** begin DATA FOR THE TASK **

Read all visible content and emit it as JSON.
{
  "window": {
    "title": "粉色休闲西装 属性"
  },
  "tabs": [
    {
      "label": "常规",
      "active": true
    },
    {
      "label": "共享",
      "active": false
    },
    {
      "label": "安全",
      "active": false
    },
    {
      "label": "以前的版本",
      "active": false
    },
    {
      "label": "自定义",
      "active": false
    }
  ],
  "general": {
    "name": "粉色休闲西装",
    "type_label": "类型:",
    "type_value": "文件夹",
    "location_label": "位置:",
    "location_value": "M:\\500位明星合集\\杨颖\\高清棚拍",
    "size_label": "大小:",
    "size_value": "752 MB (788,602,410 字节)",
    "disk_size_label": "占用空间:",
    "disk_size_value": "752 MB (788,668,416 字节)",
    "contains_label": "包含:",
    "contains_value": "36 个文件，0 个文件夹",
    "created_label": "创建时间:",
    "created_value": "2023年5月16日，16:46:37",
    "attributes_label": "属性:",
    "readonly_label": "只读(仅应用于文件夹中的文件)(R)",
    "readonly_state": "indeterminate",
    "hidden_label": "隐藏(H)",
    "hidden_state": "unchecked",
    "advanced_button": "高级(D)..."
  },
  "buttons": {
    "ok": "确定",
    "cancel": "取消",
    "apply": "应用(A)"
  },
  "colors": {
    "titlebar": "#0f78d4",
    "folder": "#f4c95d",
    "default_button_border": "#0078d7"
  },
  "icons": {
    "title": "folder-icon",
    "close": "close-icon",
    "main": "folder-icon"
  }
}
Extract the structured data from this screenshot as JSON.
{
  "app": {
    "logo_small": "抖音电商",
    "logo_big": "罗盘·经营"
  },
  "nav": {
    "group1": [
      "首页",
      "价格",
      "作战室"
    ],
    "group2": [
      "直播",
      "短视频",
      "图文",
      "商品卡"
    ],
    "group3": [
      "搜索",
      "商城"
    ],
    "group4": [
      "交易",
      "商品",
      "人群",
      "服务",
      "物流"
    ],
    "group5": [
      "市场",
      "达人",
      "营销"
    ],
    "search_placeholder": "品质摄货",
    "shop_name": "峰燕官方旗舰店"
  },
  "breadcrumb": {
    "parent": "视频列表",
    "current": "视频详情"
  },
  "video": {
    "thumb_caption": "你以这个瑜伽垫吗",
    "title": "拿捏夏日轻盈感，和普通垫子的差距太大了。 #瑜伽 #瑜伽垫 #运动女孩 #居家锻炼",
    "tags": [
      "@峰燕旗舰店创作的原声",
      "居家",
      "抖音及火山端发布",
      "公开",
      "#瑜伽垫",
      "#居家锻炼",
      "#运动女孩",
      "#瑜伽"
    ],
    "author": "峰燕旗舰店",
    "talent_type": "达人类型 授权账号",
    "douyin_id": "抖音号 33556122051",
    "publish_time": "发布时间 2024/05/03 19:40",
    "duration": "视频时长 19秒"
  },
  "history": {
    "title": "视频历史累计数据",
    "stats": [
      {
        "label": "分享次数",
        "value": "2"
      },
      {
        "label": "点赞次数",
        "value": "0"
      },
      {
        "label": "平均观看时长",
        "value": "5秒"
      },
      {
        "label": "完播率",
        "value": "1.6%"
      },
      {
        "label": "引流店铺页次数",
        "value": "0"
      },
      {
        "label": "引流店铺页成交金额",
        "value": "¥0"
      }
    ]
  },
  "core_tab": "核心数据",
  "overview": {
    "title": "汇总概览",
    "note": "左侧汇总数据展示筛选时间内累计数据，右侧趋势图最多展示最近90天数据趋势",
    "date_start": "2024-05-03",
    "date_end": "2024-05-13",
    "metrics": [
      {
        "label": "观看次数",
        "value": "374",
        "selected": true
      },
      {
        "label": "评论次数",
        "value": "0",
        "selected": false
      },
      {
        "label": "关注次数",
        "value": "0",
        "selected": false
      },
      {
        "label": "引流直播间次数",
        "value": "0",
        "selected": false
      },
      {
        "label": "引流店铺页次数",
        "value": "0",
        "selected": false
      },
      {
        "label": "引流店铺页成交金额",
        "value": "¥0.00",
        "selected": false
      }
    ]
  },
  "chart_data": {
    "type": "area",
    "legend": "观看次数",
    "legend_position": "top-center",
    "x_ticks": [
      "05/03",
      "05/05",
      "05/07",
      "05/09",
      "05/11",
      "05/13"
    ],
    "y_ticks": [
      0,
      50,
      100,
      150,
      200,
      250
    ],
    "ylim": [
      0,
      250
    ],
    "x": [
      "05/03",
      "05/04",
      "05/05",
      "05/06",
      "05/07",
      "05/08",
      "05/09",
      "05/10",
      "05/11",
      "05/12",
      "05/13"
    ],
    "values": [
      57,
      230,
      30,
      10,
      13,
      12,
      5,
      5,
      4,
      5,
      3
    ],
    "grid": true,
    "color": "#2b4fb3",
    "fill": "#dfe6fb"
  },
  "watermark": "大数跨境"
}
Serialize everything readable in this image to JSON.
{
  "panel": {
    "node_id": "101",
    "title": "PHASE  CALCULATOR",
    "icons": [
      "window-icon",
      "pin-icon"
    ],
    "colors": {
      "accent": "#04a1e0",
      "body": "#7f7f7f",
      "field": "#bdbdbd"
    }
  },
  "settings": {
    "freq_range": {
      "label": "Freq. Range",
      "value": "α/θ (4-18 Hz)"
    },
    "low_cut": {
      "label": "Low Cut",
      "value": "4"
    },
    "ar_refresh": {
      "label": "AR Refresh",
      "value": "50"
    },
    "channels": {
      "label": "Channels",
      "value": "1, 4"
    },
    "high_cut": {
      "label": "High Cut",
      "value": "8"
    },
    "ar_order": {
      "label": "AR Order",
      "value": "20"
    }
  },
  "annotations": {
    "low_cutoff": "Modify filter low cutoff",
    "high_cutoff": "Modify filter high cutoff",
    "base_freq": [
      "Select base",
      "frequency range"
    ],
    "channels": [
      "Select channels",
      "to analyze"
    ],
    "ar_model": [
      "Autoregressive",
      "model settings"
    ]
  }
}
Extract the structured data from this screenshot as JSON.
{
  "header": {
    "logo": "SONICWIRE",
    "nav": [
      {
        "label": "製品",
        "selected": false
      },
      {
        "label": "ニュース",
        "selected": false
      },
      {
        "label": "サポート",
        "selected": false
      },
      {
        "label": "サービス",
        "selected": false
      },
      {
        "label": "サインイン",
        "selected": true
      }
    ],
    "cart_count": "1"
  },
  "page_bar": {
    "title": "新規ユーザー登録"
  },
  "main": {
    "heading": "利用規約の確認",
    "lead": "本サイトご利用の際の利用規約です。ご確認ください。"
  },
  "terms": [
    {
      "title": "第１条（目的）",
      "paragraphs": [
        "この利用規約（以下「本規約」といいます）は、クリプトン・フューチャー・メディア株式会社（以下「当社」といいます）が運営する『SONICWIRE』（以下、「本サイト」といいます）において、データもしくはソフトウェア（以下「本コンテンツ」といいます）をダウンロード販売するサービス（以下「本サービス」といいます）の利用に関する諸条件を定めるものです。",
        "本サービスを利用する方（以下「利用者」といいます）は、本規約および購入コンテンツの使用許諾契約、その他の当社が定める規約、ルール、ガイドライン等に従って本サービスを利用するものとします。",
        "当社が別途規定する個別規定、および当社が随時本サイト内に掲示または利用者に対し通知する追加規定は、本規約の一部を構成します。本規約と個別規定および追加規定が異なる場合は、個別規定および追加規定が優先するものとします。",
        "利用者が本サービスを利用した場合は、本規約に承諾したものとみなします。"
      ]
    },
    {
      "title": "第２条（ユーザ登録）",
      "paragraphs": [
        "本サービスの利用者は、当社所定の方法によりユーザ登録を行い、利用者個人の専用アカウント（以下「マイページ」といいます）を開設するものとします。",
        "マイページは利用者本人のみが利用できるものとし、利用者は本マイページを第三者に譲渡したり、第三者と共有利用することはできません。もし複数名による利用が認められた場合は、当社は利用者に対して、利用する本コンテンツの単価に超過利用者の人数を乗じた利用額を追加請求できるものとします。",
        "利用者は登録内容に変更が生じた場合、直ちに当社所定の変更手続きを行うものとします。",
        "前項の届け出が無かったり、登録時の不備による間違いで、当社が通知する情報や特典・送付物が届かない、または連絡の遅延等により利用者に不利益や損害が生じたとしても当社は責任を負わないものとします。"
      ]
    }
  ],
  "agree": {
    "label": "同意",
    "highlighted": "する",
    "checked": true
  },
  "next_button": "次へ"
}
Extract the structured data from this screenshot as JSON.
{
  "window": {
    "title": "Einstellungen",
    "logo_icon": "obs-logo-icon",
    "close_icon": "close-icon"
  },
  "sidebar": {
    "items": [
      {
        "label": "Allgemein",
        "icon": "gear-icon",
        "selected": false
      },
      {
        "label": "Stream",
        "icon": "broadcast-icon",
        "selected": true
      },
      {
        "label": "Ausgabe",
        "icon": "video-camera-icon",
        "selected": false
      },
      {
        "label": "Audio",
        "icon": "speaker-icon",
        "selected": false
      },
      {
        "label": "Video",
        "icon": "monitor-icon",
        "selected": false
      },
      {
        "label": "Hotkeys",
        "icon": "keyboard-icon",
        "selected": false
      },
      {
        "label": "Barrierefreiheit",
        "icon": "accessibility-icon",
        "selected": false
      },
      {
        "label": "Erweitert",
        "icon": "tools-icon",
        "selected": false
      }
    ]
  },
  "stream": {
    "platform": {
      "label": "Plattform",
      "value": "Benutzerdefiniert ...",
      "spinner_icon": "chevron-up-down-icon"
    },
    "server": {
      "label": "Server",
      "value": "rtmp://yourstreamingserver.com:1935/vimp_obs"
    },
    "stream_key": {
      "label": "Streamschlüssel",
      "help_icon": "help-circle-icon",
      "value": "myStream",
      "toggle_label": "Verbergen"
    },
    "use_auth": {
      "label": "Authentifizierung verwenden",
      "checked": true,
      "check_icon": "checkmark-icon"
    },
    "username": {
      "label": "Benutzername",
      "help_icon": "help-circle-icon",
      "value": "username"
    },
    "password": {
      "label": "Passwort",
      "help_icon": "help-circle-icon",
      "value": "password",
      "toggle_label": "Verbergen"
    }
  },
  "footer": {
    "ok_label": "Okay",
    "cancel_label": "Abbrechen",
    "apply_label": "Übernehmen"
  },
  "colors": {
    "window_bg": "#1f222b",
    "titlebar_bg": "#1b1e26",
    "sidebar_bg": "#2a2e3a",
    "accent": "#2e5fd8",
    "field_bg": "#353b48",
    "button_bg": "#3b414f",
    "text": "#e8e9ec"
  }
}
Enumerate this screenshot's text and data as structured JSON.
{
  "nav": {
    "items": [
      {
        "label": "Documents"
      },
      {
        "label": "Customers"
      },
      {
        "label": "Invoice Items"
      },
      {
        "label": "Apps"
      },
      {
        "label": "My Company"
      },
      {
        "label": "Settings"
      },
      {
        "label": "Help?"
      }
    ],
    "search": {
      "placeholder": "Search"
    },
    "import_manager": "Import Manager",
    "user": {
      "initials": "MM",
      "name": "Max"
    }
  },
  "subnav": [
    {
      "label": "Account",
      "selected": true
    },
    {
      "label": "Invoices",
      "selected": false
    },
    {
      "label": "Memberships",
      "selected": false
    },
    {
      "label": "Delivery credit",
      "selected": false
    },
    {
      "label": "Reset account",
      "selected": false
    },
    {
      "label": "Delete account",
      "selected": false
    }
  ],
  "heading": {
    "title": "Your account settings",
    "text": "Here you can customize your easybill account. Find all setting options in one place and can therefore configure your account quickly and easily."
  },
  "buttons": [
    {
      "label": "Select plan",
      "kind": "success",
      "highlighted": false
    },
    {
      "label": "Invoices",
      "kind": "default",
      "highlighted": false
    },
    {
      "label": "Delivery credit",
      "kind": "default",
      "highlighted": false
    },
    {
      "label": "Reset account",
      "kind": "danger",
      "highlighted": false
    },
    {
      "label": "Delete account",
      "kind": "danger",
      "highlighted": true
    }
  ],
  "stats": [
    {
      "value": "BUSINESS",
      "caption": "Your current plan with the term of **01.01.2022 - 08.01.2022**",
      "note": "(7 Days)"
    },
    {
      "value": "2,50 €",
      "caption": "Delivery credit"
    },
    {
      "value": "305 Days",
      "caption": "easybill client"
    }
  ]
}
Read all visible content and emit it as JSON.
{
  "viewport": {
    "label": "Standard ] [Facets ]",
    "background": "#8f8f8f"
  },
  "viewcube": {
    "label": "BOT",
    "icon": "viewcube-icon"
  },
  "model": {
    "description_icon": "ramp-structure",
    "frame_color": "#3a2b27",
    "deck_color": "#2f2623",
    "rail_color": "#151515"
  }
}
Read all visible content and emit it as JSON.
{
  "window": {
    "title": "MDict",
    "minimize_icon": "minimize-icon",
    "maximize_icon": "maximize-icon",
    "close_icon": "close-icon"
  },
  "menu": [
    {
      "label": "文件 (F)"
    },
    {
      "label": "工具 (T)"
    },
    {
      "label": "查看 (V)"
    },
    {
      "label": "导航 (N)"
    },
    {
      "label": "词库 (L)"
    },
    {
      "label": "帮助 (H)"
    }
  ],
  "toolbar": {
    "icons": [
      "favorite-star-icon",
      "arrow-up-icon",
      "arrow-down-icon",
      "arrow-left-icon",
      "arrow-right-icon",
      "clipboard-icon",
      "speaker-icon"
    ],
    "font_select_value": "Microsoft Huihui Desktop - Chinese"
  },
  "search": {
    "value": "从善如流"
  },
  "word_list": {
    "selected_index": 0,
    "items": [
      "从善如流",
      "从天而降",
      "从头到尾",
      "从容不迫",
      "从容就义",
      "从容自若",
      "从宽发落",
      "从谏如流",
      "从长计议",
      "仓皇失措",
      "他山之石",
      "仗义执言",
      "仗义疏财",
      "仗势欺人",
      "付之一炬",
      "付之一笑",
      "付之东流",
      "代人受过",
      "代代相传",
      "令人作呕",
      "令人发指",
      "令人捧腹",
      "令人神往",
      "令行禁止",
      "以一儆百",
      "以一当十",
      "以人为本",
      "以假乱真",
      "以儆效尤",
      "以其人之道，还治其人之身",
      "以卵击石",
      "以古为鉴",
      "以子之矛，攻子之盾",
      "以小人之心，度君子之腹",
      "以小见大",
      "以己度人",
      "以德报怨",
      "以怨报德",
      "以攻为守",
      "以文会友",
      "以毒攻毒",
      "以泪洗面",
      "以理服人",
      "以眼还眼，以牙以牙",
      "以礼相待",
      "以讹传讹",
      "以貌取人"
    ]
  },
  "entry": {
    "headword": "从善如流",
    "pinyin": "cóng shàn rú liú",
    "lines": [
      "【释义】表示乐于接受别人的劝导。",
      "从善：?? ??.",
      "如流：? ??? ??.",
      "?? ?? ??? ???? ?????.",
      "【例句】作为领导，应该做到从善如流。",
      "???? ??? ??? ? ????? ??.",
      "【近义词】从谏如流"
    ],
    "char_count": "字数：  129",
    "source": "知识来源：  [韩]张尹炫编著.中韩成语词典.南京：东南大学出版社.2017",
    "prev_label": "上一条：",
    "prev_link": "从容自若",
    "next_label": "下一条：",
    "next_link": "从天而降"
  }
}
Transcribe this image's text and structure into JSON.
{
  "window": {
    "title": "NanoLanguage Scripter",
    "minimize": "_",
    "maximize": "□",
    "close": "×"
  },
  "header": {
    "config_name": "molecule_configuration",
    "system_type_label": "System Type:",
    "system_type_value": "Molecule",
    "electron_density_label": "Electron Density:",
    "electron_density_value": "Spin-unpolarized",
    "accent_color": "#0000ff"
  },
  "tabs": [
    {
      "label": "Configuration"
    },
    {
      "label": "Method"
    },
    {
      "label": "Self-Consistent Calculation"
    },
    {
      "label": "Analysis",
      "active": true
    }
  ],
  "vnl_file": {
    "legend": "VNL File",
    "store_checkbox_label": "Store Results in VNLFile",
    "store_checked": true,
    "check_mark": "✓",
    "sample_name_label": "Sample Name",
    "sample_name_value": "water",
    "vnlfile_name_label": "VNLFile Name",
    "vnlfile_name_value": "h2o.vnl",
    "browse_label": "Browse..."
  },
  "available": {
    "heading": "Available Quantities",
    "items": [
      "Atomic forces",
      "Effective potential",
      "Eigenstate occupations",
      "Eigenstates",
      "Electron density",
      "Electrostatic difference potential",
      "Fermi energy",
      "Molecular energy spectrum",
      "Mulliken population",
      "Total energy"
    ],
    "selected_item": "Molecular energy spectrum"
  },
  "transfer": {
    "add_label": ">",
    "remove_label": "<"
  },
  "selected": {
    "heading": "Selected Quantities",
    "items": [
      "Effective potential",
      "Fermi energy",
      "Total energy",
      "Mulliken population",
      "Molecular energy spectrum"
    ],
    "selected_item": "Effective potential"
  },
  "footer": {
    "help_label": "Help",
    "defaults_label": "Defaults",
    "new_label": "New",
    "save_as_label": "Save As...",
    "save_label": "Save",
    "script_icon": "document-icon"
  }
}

** end DATA FOR THE TASK **

WORK TO DO
Gather all lines with the string "cutoff" from the data.

EXERCISE OUTPUT
    "low_cutoff": "Modify filter low cutoff",
    "high_cutoff": "Modify filter high cutoff",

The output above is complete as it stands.